(begin)

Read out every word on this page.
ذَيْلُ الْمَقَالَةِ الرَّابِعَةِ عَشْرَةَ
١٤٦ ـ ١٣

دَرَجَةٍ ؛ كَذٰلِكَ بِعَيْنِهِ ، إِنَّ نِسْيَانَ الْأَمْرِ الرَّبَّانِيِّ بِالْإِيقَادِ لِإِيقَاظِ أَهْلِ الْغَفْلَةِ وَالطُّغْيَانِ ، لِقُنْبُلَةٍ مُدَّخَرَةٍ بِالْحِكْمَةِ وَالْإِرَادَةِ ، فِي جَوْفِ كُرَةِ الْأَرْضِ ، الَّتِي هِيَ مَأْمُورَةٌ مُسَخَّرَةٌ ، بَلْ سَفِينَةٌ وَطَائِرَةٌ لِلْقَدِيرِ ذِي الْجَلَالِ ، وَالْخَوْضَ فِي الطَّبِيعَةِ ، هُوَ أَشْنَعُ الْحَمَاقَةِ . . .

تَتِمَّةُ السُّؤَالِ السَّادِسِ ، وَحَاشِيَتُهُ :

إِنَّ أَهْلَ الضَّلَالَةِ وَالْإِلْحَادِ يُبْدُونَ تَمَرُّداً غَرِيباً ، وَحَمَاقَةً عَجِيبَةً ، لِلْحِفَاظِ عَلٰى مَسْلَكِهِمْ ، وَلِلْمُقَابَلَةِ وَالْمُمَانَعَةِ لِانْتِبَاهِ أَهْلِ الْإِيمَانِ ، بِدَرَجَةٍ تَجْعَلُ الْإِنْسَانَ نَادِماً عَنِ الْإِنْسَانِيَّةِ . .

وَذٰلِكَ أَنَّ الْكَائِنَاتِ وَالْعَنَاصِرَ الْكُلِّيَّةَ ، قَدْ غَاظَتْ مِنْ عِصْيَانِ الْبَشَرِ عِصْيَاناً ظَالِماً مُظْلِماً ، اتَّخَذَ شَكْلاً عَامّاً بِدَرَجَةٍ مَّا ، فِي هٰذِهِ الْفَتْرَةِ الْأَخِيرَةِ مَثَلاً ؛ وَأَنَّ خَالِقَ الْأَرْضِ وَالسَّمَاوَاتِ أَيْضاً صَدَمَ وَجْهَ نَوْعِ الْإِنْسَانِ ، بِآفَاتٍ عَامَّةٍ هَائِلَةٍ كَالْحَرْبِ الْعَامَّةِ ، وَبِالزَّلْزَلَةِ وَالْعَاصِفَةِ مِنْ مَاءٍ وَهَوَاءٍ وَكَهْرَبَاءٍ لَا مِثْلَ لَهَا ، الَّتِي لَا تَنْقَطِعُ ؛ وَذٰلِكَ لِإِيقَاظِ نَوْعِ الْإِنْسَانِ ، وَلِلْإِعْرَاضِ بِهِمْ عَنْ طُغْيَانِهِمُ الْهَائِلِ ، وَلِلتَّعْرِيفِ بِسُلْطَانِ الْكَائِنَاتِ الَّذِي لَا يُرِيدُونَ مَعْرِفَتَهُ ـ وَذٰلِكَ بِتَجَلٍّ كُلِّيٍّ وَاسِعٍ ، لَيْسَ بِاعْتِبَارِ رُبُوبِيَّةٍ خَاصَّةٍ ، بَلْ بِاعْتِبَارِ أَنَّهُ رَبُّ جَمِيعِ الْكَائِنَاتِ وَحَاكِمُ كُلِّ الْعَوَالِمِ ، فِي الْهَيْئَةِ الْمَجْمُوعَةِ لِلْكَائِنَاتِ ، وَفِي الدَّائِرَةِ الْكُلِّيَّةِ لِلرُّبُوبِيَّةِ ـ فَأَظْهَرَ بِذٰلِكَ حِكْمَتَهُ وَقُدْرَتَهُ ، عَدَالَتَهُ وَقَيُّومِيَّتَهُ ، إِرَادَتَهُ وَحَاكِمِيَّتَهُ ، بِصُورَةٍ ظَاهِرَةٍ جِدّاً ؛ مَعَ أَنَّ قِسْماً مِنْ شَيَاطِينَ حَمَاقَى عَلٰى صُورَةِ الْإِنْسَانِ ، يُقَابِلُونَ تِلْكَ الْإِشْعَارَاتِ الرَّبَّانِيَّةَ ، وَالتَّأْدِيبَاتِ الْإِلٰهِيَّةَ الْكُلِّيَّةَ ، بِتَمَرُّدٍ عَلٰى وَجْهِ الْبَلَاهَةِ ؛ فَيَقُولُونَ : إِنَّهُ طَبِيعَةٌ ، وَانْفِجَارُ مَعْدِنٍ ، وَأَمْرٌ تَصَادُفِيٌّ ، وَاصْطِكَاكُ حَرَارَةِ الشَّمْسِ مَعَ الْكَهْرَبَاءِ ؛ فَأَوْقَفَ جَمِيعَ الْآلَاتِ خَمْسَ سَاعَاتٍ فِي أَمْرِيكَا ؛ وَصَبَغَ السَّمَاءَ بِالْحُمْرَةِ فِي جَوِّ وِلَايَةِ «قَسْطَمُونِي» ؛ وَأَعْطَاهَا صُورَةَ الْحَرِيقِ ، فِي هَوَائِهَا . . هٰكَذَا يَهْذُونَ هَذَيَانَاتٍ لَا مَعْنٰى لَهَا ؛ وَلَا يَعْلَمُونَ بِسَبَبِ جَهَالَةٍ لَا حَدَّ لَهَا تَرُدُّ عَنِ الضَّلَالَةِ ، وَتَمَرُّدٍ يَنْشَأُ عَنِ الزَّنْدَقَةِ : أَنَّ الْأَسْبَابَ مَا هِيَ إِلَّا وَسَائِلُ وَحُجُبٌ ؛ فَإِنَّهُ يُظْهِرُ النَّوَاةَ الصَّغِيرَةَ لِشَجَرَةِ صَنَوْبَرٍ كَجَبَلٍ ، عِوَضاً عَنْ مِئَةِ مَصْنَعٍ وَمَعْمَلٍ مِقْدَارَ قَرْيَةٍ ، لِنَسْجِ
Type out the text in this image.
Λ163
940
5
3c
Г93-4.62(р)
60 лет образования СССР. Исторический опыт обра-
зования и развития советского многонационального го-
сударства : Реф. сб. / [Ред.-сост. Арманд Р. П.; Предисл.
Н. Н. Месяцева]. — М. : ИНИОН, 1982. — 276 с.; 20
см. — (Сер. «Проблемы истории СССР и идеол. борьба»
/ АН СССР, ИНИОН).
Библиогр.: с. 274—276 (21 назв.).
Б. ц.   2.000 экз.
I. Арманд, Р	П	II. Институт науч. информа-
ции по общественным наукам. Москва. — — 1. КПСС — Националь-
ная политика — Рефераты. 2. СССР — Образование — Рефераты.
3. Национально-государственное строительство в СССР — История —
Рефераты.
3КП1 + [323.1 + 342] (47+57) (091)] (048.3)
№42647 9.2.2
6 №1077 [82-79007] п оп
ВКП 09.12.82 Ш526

(end)

Reproduce each line verbatim.

Read out every word on this page.
ذَيْلُ الْمَقَالَةِ الرَّابِعَةِ عَشْرَةَ
١٤٦ ـ ١٣

دَرَجَةٍ ؛ كَذٰلِكَ بِعَيْنِهِ ، إِنَّ نِسْيَانَ الْأَمْرِ الرَّبَّانِيِّ بِالْإِيقَادِ لِإِيقَاظِ أَهْلِ الْغَفْلَةِ وَالطُّغْيَانِ ، لِقُنْبُلَةٍ مُدَّخَرَةٍ بِالْحِكْمَةِ وَالْإِرَادَةِ ، فِي جَوْفِ كُرَةِ الْأَرْضِ ، الَّتِي هِيَ مَأْمُورَةٌ مُسَخَّرَةٌ ، بَلْ سَفِينَةٌ وَطَائِرَةٌ لِلْقَدِيرِ ذِي الْجَلَالِ ، وَالْخَوْضَ فِي الطَّبِيعَةِ ، هُوَ أَشْنَعُ الْحَمَاقَةِ . . .

تَتِمَّةُ السُّؤَالِ السَّادِسِ ، وَحَاشِيَتُهُ :

إِنَّ أَهْلَ الضَّلَالَةِ وَالْإِلْحَادِ يُبْدُونَ تَمَرُّداً غَرِيباً ، وَحَمَاقَةً عَجِيبَةً ، لِلْحِفَاظِ عَلٰى مَسْلَكِهِمْ ، وَلِلْمُقَابَلَةِ وَالْمُمَانَعَةِ لِانْتِبَاهِ أَهْلِ الْإِيمَانِ ، بِدَرَجَةٍ تَجْعَلُ الْإِنْسَانَ نَادِماً عَنِ الْإِنْسَانِيَّةِ . .

وَذٰلِكَ أَنَّ الْكَائِنَاتِ وَالْعَنَاصِرَ الْكُلِّيَّةَ ، قَدْ غَاظَتْ مِنْ عِصْيَانِ الْبَشَرِ عِصْيَاناً ظَالِماً مُظْلِماً ، اتَّخَذَ شَكْلاً عَامّاً بِدَرَجَةٍ مَّا ، فِي هٰذِهِ الْفَتْرَةِ الْأَخِيرَةِ مَثَلاً ؛ وَأَنَّ خَالِقَ الْأَرْضِ وَالسَّمَاوَاتِ أَيْضاً صَدَمَ وَجْهَ نَوْعِ الْإِنْسَانِ ، بِآفَاتٍ عَامَّةٍ هَائِلَةٍ كَالْحَرْبِ الْعَامَّةِ ، وَبِالزَّلْزَلَةِ وَالْعَاصِفَةِ مِنْ مَاءٍ وَهَوَاءٍ وَكَهْرَبَاءٍ لَا مِثْلَ لَهَا ، الَّتِي لَا تَنْقَطِعُ ؛ وَذٰلِكَ لِإِيقَاظِ نَوْعِ الْإِنْسَانِ ، وَلِلْإِعْرَاضِ بِهِمْ عَنْ طُغْيَانِهِمُ الْهَائِلِ ، وَلِلتَّعْرِيفِ بِسُلْطَانِ الْكَائِنَاتِ الَّذِي لَا يُرِيدُونَ مَعْرِفَتَهُ ـ وَذٰلِكَ بِتَجَلٍّ كُلِّيٍّ وَاسِعٍ ، لَيْسَ بِاعْتِبَارِ رُبُوبِيَّةٍ خَاصَّةٍ ، بَلْ بِاعْتِبَارِ أَنَّهُ رَبُّ جَمِيعِ الْكَائِنَاتِ وَحَاكِمُ كُلِّ الْعَوَالِمِ ، فِي الْهَيْئَةِ الْمَجْمُوعَةِ لِلْكَائِنَاتِ ، وَفِي الدَّائِرَةِ الْكُلِّيَّةِ لِلرُّبُوبِيَّةِ ـ فَأَظْهَرَ بِذٰلِكَ حِكْمَتَهُ وَقُدْرَتَهُ ، عَدَالَتَهُ وَقَيُّومِيَّتَهُ ، إِرَادَتَهُ وَحَاكِمِيَّتَهُ ، بِصُورَةٍ ظَاهِرَةٍ جِدّاً ؛ مَعَ أَنَّ قِسْماً مِنْ شَيَاطِينَ حَمَاقَى عَلٰى صُورَةِ الْإِنْسَانِ ، يُقَابِلُونَ تِلْكَ الْإِشْعَارَاتِ الرَّبَّانِيَّةَ ، وَالتَّأْدِيبَاتِ الْإِلٰهِيَّةَ الْكُلِّيَّةَ ، بِتَمَرُّدٍ عَلٰى وَجْهِ الْبَلَاهَةِ ؛ فَيَقُولُونَ : إِنَّهُ طَبِيعَةٌ ، وَانْفِجَارُ مَعْدِنٍ ، وَأَمْرٌ تَصَادُفِيٌّ ، وَاصْطِكَاكُ حَرَارَةِ الشَّمْسِ مَعَ الْكَهْرَبَاءِ ؛ فَأَوْقَفَ جَمِيعَ الْآلَاتِ خَمْسَ سَاعَاتٍ فِي أَمْرِيكَا ؛ وَصَبَغَ السَّمَاءَ بِالْحُمْرَةِ فِي جَوِّ وِلَايَةِ «قَسْطَمُونِي» ؛ وَأَعْطَاهَا صُورَةَ الْحَرِيقِ ، فِي هَوَائِهَا . . هٰكَذَا يَهْذُونَ هَذَيَانَاتٍ لَا مَعْنٰى لَهَا ؛ وَلَا يَعْلَمُونَ بِسَبَبِ جَهَالَةٍ لَا حَدَّ لَهَا تَرُدُّ عَنِ الضَّلَالَةِ ، وَتَمَرُّدٍ يَنْشَأُ عَنِ الزَّنْدَقَةِ : أَنَّ الْأَسْبَابَ مَا هِيَ إِلَّا وَسَائِلُ وَحُجُبٌ ؛ فَإِنَّهُ يُظْهِرُ النَّوَاةَ الصَّغِيرَةَ لِشَجَرَةِ صَنَوْبَرٍ كَجَبَلٍ ، عِوَضاً عَنْ مِئَةِ مَصْنَعٍ وَمَعْمَلٍ مِقْدَارَ قَرْيَةٍ ، لِنَسْجِ
Type out the text in this image.
Λ163
940
5
3c
Г93-4.62(р)
60 лет образования СССР. Исторический опыт обра-
зования и развития советского многонационального го-
сударства : Реф. сб. / [Ред.-сост. Арманд Р. П.; Предисл.
Н. Н. Месяцева]. — М. : ИНИОН, 1982. — 276 с.; 20
см. — (Сер. «Проблемы истории СССР и идеол. борьба»
/ АН СССР, ИНИОН).
Библиогр.: с. 274—276 (21 назв.).
Б. ц.   2.000 экз.
I. Арманд, Р	П	II. Институт науч. информа-
ции по общественным наукам. Москва. — — 1. КПСС — Националь-
ная политика — Рефераты. 2. СССР — Образование — Рефераты.
3. Национально-государственное строительство в СССР — История —
Рефераты.
3КП1 + [323.1 + 342] (47+57) (091)] (048.3)
№42647 9.2.2
6 №1077 [82-79007] п оп
ВКП 09.12.82 Ш526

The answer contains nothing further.